** START OF Data records **

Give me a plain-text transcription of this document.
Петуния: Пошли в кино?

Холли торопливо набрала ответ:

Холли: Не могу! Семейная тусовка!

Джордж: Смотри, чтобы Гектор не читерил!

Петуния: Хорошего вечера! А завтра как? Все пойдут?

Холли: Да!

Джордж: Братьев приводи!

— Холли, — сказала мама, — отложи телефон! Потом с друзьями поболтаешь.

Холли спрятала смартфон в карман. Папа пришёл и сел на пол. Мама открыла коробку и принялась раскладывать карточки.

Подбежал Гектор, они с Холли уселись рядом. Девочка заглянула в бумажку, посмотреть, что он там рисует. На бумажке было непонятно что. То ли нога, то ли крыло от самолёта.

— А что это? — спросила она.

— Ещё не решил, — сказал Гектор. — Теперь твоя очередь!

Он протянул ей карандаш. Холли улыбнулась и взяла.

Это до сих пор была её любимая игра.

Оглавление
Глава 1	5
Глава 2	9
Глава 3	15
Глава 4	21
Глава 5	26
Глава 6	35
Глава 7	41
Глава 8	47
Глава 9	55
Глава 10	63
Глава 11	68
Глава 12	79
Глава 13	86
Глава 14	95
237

** END OF Data records **
** START OF Data records **

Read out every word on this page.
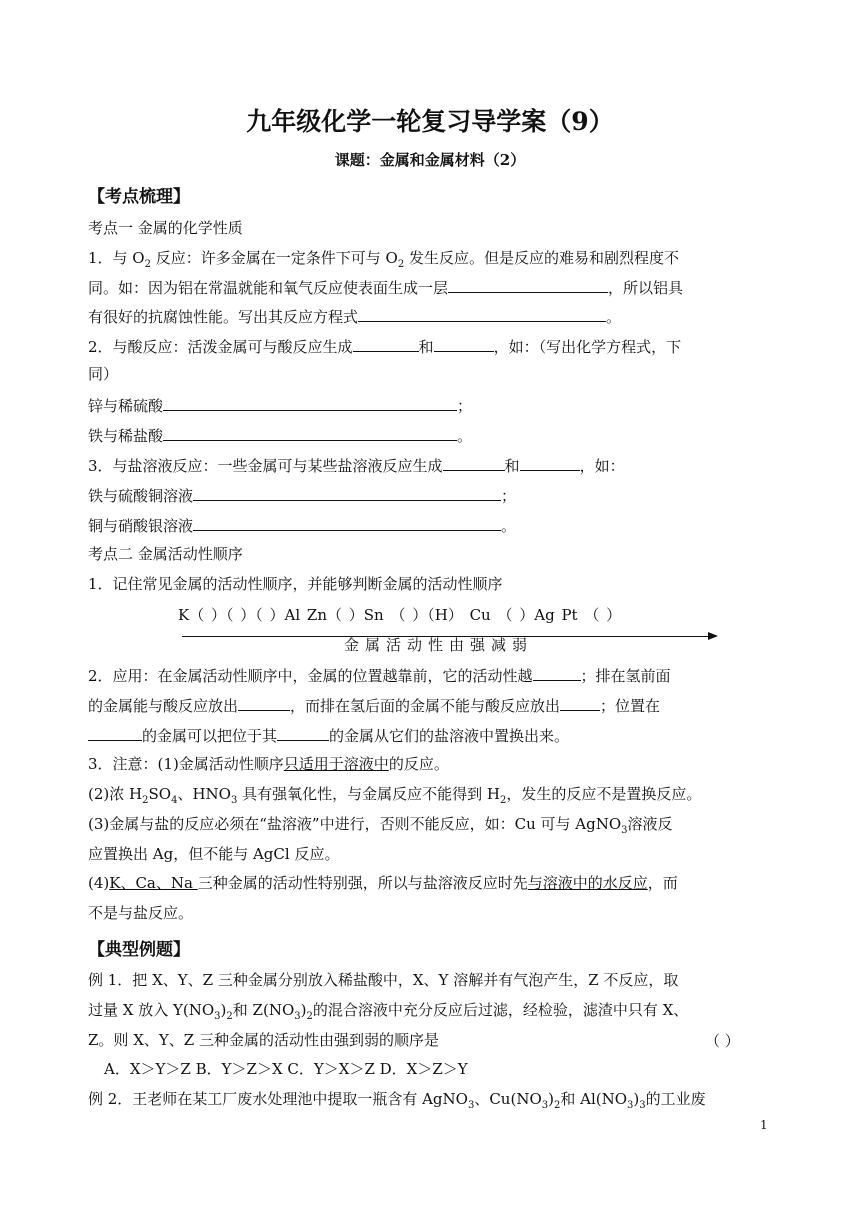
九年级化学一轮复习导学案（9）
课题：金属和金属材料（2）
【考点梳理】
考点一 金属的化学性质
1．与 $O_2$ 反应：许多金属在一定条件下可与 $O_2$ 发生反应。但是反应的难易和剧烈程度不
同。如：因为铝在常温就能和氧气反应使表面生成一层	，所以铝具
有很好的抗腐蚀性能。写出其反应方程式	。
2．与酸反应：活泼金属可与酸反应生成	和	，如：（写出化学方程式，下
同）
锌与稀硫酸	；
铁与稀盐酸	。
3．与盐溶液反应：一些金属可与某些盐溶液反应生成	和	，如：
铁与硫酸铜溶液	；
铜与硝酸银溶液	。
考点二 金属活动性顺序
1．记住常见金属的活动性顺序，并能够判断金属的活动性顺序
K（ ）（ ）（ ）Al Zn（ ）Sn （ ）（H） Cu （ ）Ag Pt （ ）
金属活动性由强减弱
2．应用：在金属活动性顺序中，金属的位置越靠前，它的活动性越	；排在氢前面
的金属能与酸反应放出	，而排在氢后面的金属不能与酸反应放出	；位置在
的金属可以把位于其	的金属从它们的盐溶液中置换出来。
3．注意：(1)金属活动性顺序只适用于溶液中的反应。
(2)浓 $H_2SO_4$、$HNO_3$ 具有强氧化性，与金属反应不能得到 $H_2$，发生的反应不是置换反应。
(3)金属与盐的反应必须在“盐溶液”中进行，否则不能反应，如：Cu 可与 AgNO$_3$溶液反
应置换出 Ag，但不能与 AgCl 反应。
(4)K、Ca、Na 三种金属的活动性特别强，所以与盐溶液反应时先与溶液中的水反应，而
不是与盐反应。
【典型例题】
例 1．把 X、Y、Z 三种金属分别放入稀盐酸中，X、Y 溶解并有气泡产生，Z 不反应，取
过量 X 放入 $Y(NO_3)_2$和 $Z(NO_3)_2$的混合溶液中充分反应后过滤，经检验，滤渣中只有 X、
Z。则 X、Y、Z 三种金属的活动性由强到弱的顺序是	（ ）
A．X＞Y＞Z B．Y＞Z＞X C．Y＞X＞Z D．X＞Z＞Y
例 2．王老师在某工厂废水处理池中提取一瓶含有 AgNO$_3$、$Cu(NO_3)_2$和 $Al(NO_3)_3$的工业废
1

** END OF Data records **
** START OF Data records **

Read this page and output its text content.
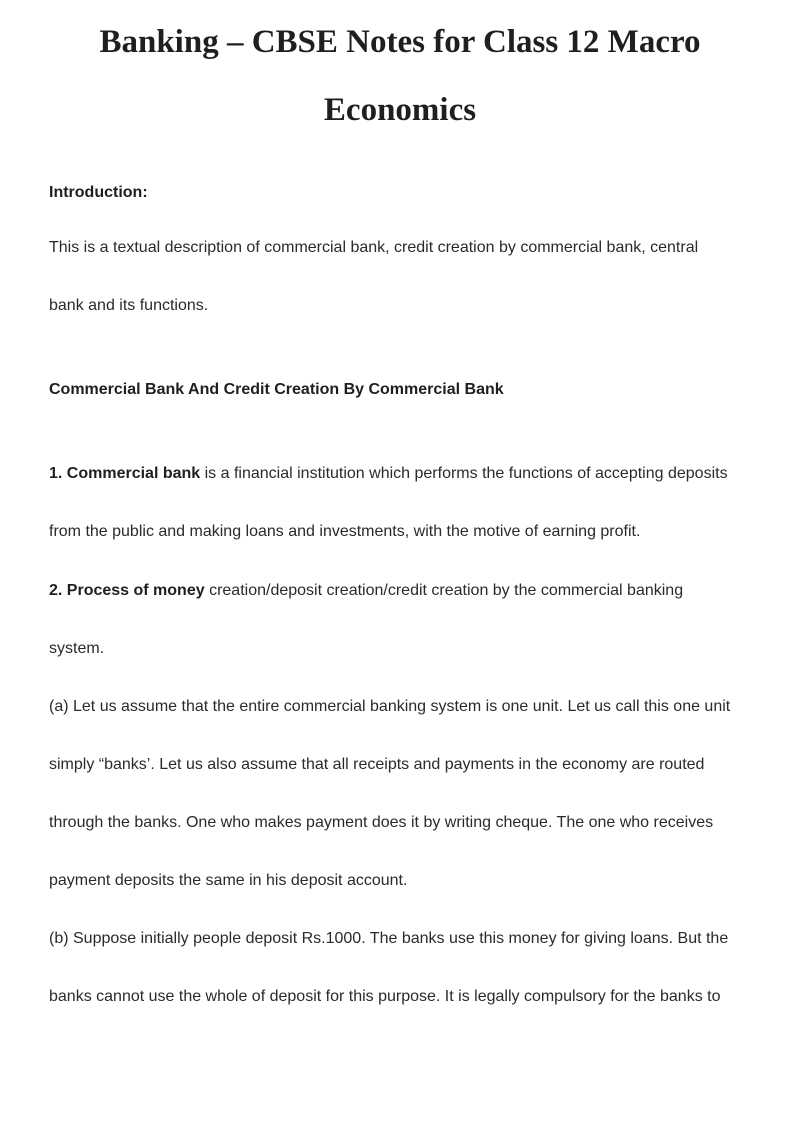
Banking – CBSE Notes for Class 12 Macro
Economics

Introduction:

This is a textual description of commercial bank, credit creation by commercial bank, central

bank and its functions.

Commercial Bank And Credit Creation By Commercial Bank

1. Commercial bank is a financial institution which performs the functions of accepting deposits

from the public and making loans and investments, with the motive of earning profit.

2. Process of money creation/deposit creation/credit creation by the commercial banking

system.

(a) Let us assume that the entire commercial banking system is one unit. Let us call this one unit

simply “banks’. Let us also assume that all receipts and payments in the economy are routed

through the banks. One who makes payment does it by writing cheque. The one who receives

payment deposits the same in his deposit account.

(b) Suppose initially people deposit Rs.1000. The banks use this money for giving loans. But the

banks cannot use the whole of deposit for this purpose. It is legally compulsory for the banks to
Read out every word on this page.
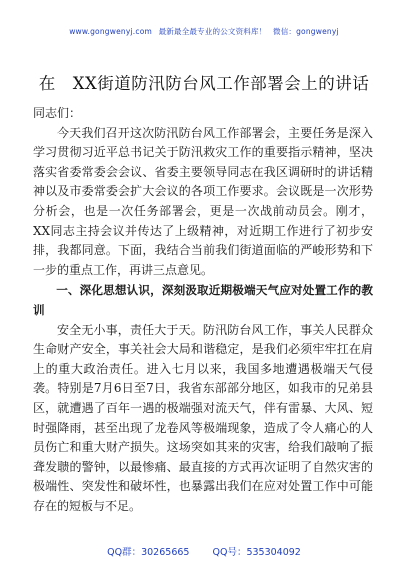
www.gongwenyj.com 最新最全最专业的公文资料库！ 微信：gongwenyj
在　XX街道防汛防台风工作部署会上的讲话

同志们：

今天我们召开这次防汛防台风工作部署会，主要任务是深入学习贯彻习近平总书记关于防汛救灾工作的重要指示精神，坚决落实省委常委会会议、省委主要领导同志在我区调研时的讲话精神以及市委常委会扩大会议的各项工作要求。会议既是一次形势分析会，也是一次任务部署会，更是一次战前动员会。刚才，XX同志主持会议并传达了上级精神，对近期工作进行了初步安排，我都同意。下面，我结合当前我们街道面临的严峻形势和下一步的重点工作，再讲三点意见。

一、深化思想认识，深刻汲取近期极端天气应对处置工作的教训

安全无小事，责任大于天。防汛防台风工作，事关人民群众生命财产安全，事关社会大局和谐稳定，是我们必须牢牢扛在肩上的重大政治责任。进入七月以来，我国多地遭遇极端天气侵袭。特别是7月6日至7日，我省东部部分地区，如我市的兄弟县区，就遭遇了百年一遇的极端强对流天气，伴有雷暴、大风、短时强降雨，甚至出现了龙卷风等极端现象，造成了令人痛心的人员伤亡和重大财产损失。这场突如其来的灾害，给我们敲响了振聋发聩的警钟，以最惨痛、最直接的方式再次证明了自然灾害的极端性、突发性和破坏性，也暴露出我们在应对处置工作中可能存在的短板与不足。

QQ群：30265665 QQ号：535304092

** END OF Data records **

** Short exercise **
Extract each line from the entries above that contains the string "loans".

** Written response **
from the public and making loans and investments, with the motive of earning profit.
(b) Suppose initially people deposit Rs.1000. The banks use this money for giving loans. But the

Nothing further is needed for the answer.